Exercise task: All lines in which the word "from" occurs are to be extracted.

Supplied information:
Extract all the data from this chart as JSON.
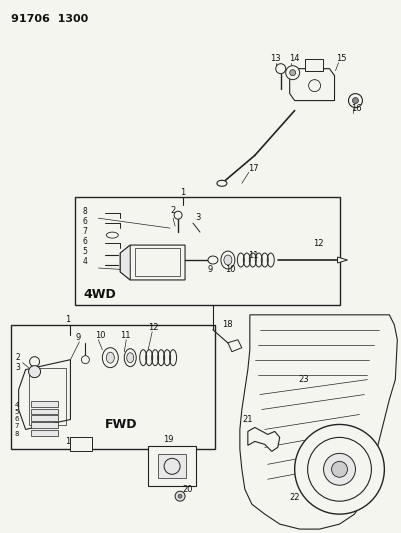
{
  "title": "91706  1300",
  "bg_color": "#f5f5f0",
  "line_color": "#222222",
  "text_color": "#111111",
  "figsize": [
    4.01,
    5.33
  ],
  "dpi": 100,
  "label_4wd": "4WD",
  "label_fwd": "FWD"
}
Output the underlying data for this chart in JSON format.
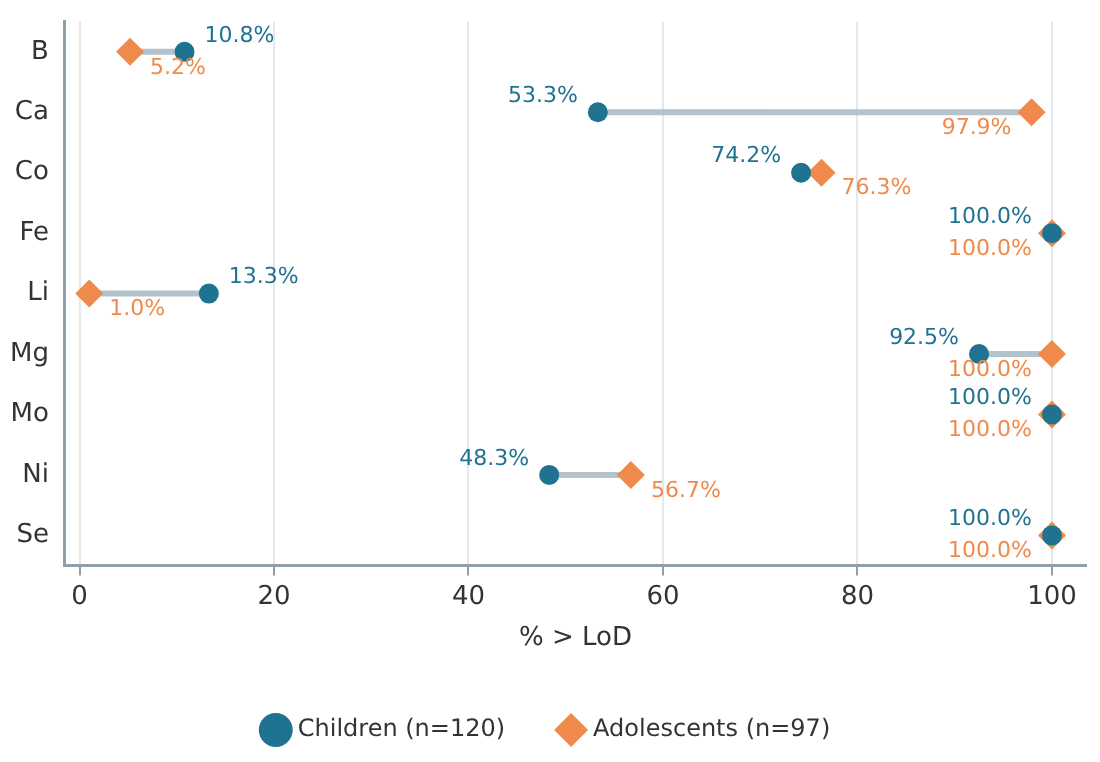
{
  "chart_data": {
    "type": "scatter",
    "orientation": "horizontal",
    "xlabel": "% > LoD",
    "categories": [
      "B",
      "Ca",
      "Co",
      "Fe",
      "Li",
      "Mg",
      "Mo",
      "Ni",
      "Se"
    ],
    "series": [
      {
        "name": "Children (n=120)",
        "color": "#1f7391",
        "marker": "circle",
        "values": [
          10.8,
          53.3,
          74.2,
          100,
          13.3,
          92.5,
          100,
          48.3,
          100
        ],
        "value_labels": [
          "10.8%",
          "53.3%",
          "74.2%",
          "100.0%",
          "13.3%",
          "92.5%",
          "100.0%",
          "48.3%",
          "100.0%"
        ]
      },
      {
        "name": "Adolescents (n=97)",
        "color": "#ef8a4c",
        "marker": "diamond",
        "values": [
          5.2,
          97.9,
          76.3,
          100,
          1.0,
          100,
          100,
          56.7,
          100
        ],
        "value_labels": [
          "5.2%",
          "97.9%",
          "76.3%",
          "100.0%",
          "1.0%",
          "100.0%",
          "100.0%",
          "56.7%",
          "100.0%"
        ]
      }
    ],
    "xlim": [
      -1.5,
      103.5
    ],
    "xticks": [
      0,
      20,
      40,
      60,
      80,
      100
    ],
    "grid": "x",
    "legend": "bottom"
  }
}
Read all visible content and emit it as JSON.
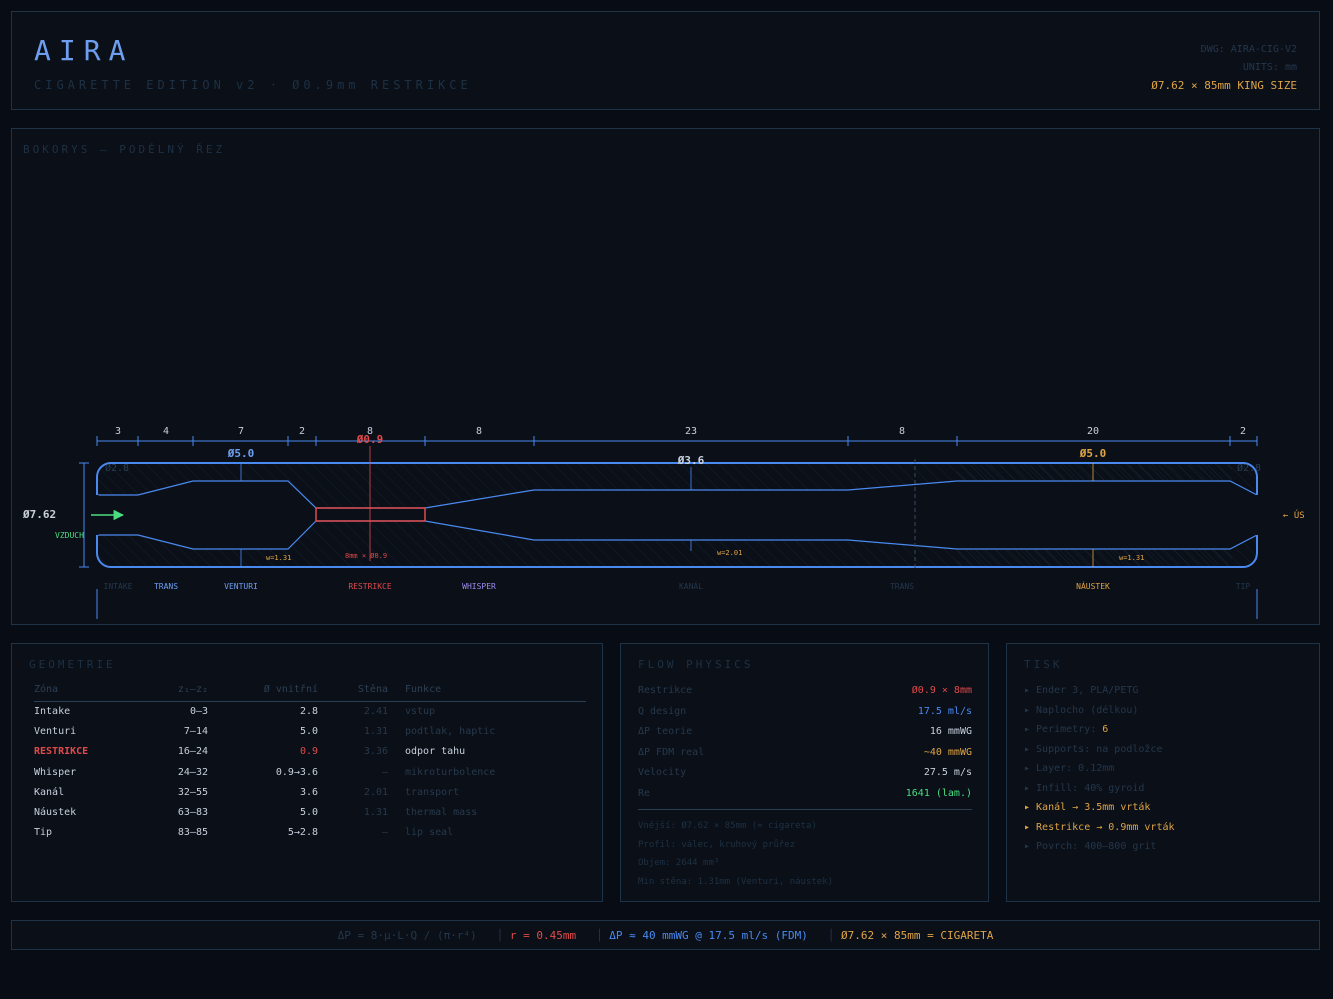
{
  "header": {
    "brand": "AIRA",
    "subtitle": "CIGARETTE EDITION v2 · Ø0.9mm RESTRIKCE",
    "dwg": "DWG: AIRA-CIG-V2",
    "units": "UNITS: mm",
    "size": "Ø7.62 × 85mm KING SIZE"
  },
  "side_view": {
    "title": "BOKORYS — PODÉLNÝ ŘEZ",
    "dims": [
      "3",
      "4",
      "7",
      "2",
      "8",
      "8",
      "23",
      "8",
      "20",
      "2"
    ],
    "diameters": {
      "d_intake": "Ø2.8",
      "d_venturi": "Ø5.0",
      "d_restrikce": "Ø0.9",
      "d_kanal": "Ø3.6",
      "d_naustek": "Ø5.0",
      "d_tip": "Ø2.8"
    },
    "outer_dia": "Ø7.62",
    "air_label": "VZDUCH",
    "mouth_label": "← ÚS",
    "walls": {
      "w_venturi": "w=1.31",
      "w_kanal": "w=2.01",
      "w_naustek": "w=1.31"
    },
    "restr_label": "8mm × Ø0.9",
    "zones": [
      "INTAKE",
      "TRANS",
      "VENTURI",
      "RESTRIKCE",
      "WHISPER",
      "KANÁL",
      "TRANS",
      "NÁUSTEK",
      "TIP"
    ],
    "colors": {
      "outline": "#4a8af0",
      "restrikce": "#e04a4a",
      "naustek": "#e0a445",
      "air": "#4ade80",
      "whisper": "#9d8cf0"
    }
  },
  "geometry": {
    "title": "GEOMETRIE",
    "headers": [
      "Zóna",
      "z₁–z₂",
      "Ø vnitřní",
      "Stěna",
      "Funkce"
    ],
    "rows": [
      {
        "zona": "Intake",
        "z": "0–3",
        "d": "2.8",
        "w": "2.41",
        "f": "vstup"
      },
      {
        "zona": "Venturi",
        "z": "7–14",
        "d": "5.0",
        "w": "1.31",
        "f": "podtlak, haptic"
      },
      {
        "zona": "RESTRIKCE",
        "z": "16–24",
        "d": "0.9",
        "w": "3.36",
        "f": "odpor tahu"
      },
      {
        "zona": "Whisper",
        "z": "24–32",
        "d": "0.9→3.6",
        "w": "—",
        "f": "mikroturbolence"
      },
      {
        "zona": "Kanál",
        "z": "32–55",
        "d": "3.6",
        "w": "2.01",
        "f": "transport"
      },
      {
        "zona": "Náustek",
        "z": "63–83",
        "d": "5.0",
        "w": "1.31",
        "f": "thermal mass"
      },
      {
        "zona": "Tip",
        "z": "83–85",
        "d": "5→2.8",
        "w": "—",
        "f": "lip seal"
      }
    ]
  },
  "flow": {
    "title": "FLOW PHYSICS",
    "rows": [
      {
        "k": "Restrikce",
        "v": "Ø0.9 × 8mm",
        "c": "#e04a4a"
      },
      {
        "k": "Q design",
        "v": "17.5 ml/s",
        "c": "#4a8af0"
      },
      {
        "k": "ΔP teorie",
        "v": "16 mmWG",
        "c": "#c8d0dc"
      },
      {
        "k": "ΔP FDM real",
        "v": "~40 mmWG",
        "c": "#e0a445"
      },
      {
        "k": "Velocity",
        "v": "27.5 m/s",
        "c": "#c8d0dc"
      },
      {
        "k": "Re",
        "v": "1641 (lam.)",
        "c": "#4ade80"
      }
    ],
    "notes": [
      "Vnější: Ø7.62 × 85mm (= cigareta)",
      "Profil: válec, kruhový průřez",
      "Objem: 2644 mm³",
      "Min stěna: 1.31mm (Venturi, náustek)"
    ]
  },
  "tisk": {
    "title": "TISK",
    "items": [
      {
        "t": "▸ Ender 3, PLA/PETG",
        "hl": false
      },
      {
        "t": "▸ Naplocho (délkou)",
        "hl": false
      },
      {
        "t": "▸ Perimetry: ",
        "extra": "6",
        "hl": false
      },
      {
        "t": "▸ Supports: na podložce",
        "hl": false
      },
      {
        "t": "▸ Layer: 0.12mm",
        "hl": false
      },
      {
        "t": "▸ Infill: 40% gyroid",
        "hl": false
      },
      {
        "t": "▸ Kanál → 3.5mm vrták",
        "hl": true
      },
      {
        "t": "▸ Restrikce → 0.9mm vrták",
        "hl": true
      },
      {
        "t": "▸ Povrch: 400–800 grit",
        "hl": false
      }
    ]
  },
  "footer": {
    "formula": "ΔP = 8·μ·L·Q / (π·r⁴)",
    "sep": "│",
    "radius": "r = 0.45mm",
    "dp": "ΔP ≈ 40 mmWG @ 17.5 ml/s (FDM)",
    "size": "Ø7.62 × 85mm = CIGARETA"
  }
}
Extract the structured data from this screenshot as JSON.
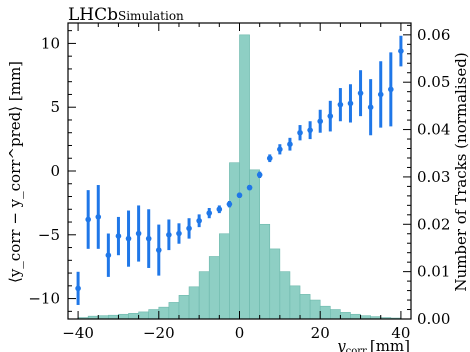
{
  "chart_data": {
    "type": "combined",
    "header": {
      "experiment": "LHCb",
      "label": "Simulation"
    },
    "x_axis": {
      "label_main": "y",
      "label_sub": "corr",
      "label_unit": "[mm]",
      "lim": [
        -42.5,
        42.5
      ],
      "ticks": [
        -40,
        -20,
        0,
        20,
        40
      ],
      "tick_labels": [
        "−40",
        "−20",
        "0",
        "20",
        "40"
      ]
    },
    "y_left": {
      "label_text": "⟨y_corr − y_corr^pred⟩ [mm]",
      "lim": [
        -11.6,
        11.6
      ],
      "ticks": [
        -10,
        -5,
        0,
        5,
        10
      ],
      "tick_labels": [
        "−10",
        "−5",
        "0",
        "5",
        "10"
      ]
    },
    "y_right": {
      "label": "Number of Tracks (normalised)",
      "lim": [
        0,
        0.0625
      ],
      "ticks": [
        0.0,
        0.01,
        0.02,
        0.03,
        0.04,
        0.05,
        0.06
      ],
      "tick_labels": [
        "0.00",
        "0.01",
        "0.02",
        "0.03",
        "0.04",
        "0.05",
        "0.06"
      ]
    },
    "histogram": {
      "color": "#8ecfc4",
      "edge_color": "#6db8ac",
      "bin_edges": [
        -40,
        -37.5,
        -35,
        -32.5,
        -30,
        -27.5,
        -25,
        -22.5,
        -20,
        -17.5,
        -15,
        -12.5,
        -10,
        -7.5,
        -5,
        -2.5,
        0,
        2.5,
        5,
        7.5,
        10,
        12.5,
        15,
        17.5,
        20,
        22.5,
        25,
        27.5,
        30,
        32.5,
        35,
        37.5,
        40
      ],
      "values": [
        0.0003,
        0.0006,
        0.0007,
        0.0008,
        0.001,
        0.0012,
        0.0015,
        0.002,
        0.0025,
        0.0035,
        0.005,
        0.0068,
        0.01,
        0.0132,
        0.018,
        0.033,
        0.06,
        0.0315,
        0.02,
        0.0148,
        0.01,
        0.007,
        0.0052,
        0.004,
        0.0027,
        0.002,
        0.0014,
        0.001,
        0.0007,
        0.0005,
        0.0003,
        0.0002
      ]
    },
    "points": {
      "color": "#1f77e8",
      "x": [
        -40,
        -37.5,
        -35,
        -32.5,
        -30,
        -27.5,
        -25,
        -22.5,
        -20,
        -17.5,
        -15,
        -12.5,
        -10,
        -7.5,
        -5,
        -2.5,
        0,
        2.5,
        5,
        7.5,
        10,
        12.5,
        15,
        17.5,
        20,
        22.5,
        25,
        27.5,
        30,
        32.5,
        35,
        37.5,
        40
      ],
      "y": [
        -9.2,
        -3.8,
        -3.6,
        -6.6,
        -5.1,
        -5.3,
        -4.9,
        -5.3,
        -6.2,
        -5.0,
        -4.9,
        -4.5,
        -3.9,
        -3.3,
        -3.0,
        -2.6,
        -1.9,
        -1.3,
        -0.3,
        1.0,
        1.7,
        2.1,
        3.0,
        3.2,
        3.9,
        4.3,
        5.2,
        5.3,
        6.1,
        5.0,
        6.0,
        6.4,
        9.4
      ],
      "err": [
        1.3,
        2.3,
        2.5,
        1.7,
        1.5,
        2.2,
        2.2,
        2.3,
        2.0,
        1.2,
        0.8,
        0.8,
        0.5,
        0.4,
        0.3,
        0.25,
        0.2,
        0.2,
        0.25,
        0.3,
        0.4,
        0.5,
        0.6,
        0.7,
        0.9,
        1.2,
        1.3,
        1.5,
        1.8,
        2.2,
        2.6,
        2.9,
        1.2
      ]
    }
  }
}
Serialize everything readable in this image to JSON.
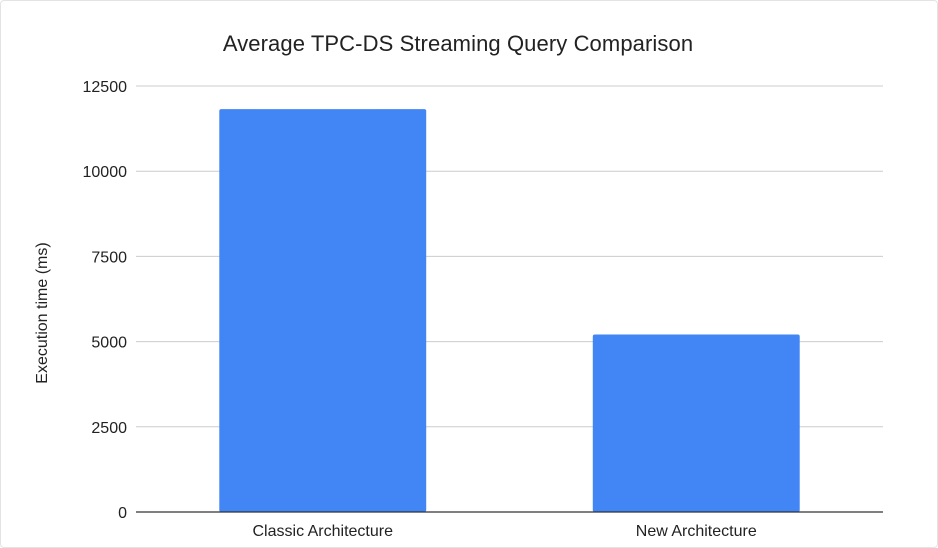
{
  "chart_data": {
    "type": "bar",
    "title": "Average TPC-DS Streaming Query Comparison",
    "xlabel": "",
    "ylabel": "Execution time (ms)",
    "categories": [
      "Classic Architecture",
      "New Architecture"
    ],
    "values": [
      11820,
      5210
    ],
    "ylim": [
      0,
      12500
    ],
    "yticks": [
      0,
      2500,
      5000,
      7500,
      10000,
      12500
    ],
    "ytick_labels": [
      "0",
      "2500",
      "5000",
      "7500",
      "10000",
      "12500"
    ],
    "grid": true,
    "legend": "none",
    "colors": {
      "bar": "#4285f4",
      "grid": "#cccccc",
      "axis": "#333333"
    }
  }
}
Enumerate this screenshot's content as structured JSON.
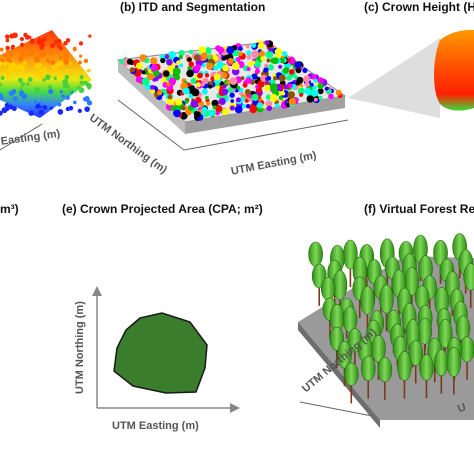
{
  "panels": {
    "a": {
      "axis_x": "Easting (m)"
    },
    "b": {
      "title": "(b) ITD and Segmentation",
      "axis_x": "UTM Easting (m)",
      "axis_y": "UTM Northing (m)"
    },
    "c": {
      "title": "(c) Crown Height (H"
    },
    "d": {
      "title_fragment": "m³)"
    },
    "e": {
      "title": "(e) Crown Projected Area (CPA; m²)",
      "axis_x": "UTM Easting (m)",
      "axis_y": "UTM Northing (m)"
    },
    "f": {
      "title": "(f) Virtual Forest Re",
      "axis_y": "UTM Northing (m)",
      "axis_x_fragment": "U"
    }
  },
  "colors": {
    "crown_fill": "#3a7d2c",
    "crown_stroke": "#1a1a1a",
    "tree_green": "#4caf2a",
    "trunk": "#7a3a1a",
    "ground": "#9a9a9a",
    "axis": "#888888"
  }
}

Output below:
Extract all the data from this chart as JSON.
Extract the structured data from this screenshot as JSON.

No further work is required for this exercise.